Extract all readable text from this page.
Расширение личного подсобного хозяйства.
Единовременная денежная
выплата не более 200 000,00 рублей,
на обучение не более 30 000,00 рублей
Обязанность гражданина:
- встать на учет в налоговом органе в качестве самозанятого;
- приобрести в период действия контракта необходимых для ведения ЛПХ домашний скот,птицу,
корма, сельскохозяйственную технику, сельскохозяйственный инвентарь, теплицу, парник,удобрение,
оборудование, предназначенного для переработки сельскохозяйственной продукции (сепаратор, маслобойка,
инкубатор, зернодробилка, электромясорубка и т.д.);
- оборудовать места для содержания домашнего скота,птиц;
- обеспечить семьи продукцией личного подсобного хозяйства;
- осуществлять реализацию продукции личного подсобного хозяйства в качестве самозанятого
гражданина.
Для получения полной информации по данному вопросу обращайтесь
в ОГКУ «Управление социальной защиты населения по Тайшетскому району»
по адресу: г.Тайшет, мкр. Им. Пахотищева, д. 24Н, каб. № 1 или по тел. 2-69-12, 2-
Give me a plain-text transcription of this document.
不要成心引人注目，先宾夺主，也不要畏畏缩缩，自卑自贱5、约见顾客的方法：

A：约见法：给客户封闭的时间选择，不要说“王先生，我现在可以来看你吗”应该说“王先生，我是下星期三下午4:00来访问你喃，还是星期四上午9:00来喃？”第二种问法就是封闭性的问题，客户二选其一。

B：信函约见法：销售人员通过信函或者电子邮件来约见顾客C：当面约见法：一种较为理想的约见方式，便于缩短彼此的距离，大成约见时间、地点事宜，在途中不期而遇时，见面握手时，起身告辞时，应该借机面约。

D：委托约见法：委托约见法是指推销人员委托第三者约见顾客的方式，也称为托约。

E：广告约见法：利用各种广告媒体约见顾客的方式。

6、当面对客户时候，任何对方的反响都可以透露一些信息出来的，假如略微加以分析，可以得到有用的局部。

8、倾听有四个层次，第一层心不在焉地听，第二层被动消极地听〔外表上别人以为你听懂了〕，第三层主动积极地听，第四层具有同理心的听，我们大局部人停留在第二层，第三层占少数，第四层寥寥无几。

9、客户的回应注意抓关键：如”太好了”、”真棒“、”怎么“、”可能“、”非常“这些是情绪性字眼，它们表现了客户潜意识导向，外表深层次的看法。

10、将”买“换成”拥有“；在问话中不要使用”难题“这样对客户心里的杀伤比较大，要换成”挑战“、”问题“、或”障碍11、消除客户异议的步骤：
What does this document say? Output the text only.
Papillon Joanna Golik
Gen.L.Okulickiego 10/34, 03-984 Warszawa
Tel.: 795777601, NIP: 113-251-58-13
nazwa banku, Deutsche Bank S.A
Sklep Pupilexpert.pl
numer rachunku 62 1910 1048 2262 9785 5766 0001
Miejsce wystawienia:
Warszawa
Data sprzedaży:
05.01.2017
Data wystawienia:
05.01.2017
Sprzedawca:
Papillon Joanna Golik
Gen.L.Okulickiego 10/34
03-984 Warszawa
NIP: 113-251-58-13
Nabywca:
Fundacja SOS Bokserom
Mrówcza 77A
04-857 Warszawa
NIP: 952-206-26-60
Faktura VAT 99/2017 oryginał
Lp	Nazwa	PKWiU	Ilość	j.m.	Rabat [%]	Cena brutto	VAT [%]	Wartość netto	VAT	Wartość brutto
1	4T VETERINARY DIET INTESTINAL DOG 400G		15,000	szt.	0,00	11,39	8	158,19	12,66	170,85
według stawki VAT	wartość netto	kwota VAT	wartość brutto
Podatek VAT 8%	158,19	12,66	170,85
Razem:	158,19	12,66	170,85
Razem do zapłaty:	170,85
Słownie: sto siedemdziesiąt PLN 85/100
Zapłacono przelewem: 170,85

=== What you have to do ===
Each record above should be restated word for word.

=== Answer in full ===
Extract all readable text from this page.
Расширение личного подсобного хозяйства.
Единовременная денежная
выплата не более 200 000,00 рублей,
на обучение не более 30 000,00 рублей
Обязанность гражданина:
- встать на учет в налоговом органе в качестве самозанятого;
- приобрести в период действия контракта необходимых для ведения ЛПХ домашний скот,птицу,
корма, сельскохозяйственную технику, сельскохозяйственный инвентарь, теплицу, парник,удобрение,
оборудование, предназначенного для переработки сельскохозяйственной продукции (сепаратор, маслобойка,
инкубатор, зернодробилка, электромясорубка и т.д.);
- оборудовать места для содержания домашнего скота,птиц;
- обеспечить семьи продукцией личного подсобного хозяйства;
- осуществлять реализацию продукции личного подсобного хозяйства в качестве самозанятого
гражданина.
Для получения полной информации по данному вопросу обращайтесь
в ОГКУ «Управление социальной защиты населения по Тайшетскому району»
по адресу: г.Тайшет, мкр. Им. Пахотищева, д. 24Н, каб. № 1 или по тел. 2-69-12, 2-
Give me a plain-text transcription of this document.
不要成心引人注目，先宾夺主，也不要畏畏缩缩，自卑自贱5、约见顾客的方法：

A：约见法：给客户封闭的时间选择，不要说“王先生，我现在可以来看你吗”应该说“王先生，我是下星期三下午4:00来访问你喃，还是星期四上午9:00来喃？”第二种问法就是封闭性的问题，客户二选其一。

B：信函约见法：销售人员通过信函或者电子邮件来约见顾客C：当面约见法：一种较为理想的约见方式，便于缩短彼此的距离，大成约见时间、地点事宜，在途中不期而遇时，见面握手时，起身告辞时，应该借机面约。

D：委托约见法：委托约见法是指推销人员委托第三者约见顾客的方式，也称为托约。

E：广告约见法：利用各种广告媒体约见顾客的方式。

6、当面对客户时候，任何对方的反响都可以透露一些信息出来的，假如略微加以分析，可以得到有用的局部。

8、倾听有四个层次，第一层心不在焉地听，第二层被动消极地听〔外表上别人以为你听懂了〕，第三层主动积极地听，第四层具有同理心的听，我们大局部人停留在第二层，第三层占少数，第四层寥寥无几。

9、客户的回应注意抓关键：如”太好了”、”真棒“、”怎么“、”可能“、”非常“这些是情绪性字眼，它们表现了客户潜意识导向，外表深层次的看法。

10、将”买“换成”拥有“；在问话中不要使用”难题“这样对客户心里的杀伤比较大，要换成”挑战“、”问题“、或”障碍11、消除客户异议的步骤：
What does this document say? Output the text only.
Papillon Joanna Golik
Gen.L.Okulickiego 10/34, 03-984 Warszawa
Tel.: 795777601, NIP: 113-251-58-13
nazwa banku, Deutsche Bank S.A
Sklep Pupilexpert.pl
numer rachunku 62 1910 1048 2262 9785 5766 0001
Miejsce wystawienia:
Warszawa
Data sprzedaży:
05.01.2017
Data wystawienia:
05.01.2017
Sprzedawca:
Papillon Joanna Golik
Gen.L.Okulickiego 10/34
03-984 Warszawa
NIP: 113-251-58-13
Nabywca:
Fundacja SOS Bokserom
Mrówcza 77A
04-857 Warszawa
NIP: 952-206-26-60
Faktura VAT 99/2017 oryginał
Lp	Nazwa	PKWiU	Ilość	j.m.	Rabat [%]	Cena brutto	VAT [%]	Wartość netto	VAT	Wartość brutto
1	4T VETERINARY DIET INTESTINAL DOG 400G		15,000	szt.	0,00	11,39	8	158,19	12,66	170,85
według stawki VAT	wartość netto	kwota VAT	wartość brutto
Podatek VAT 8%	158,19	12,66	170,85
Razem:	158,19	12,66	170,85
Razem do zapłaty:	170,85
Słownie: sto siedemdziesiąt PLN 85/100
Zapłacono przelewem: 170,85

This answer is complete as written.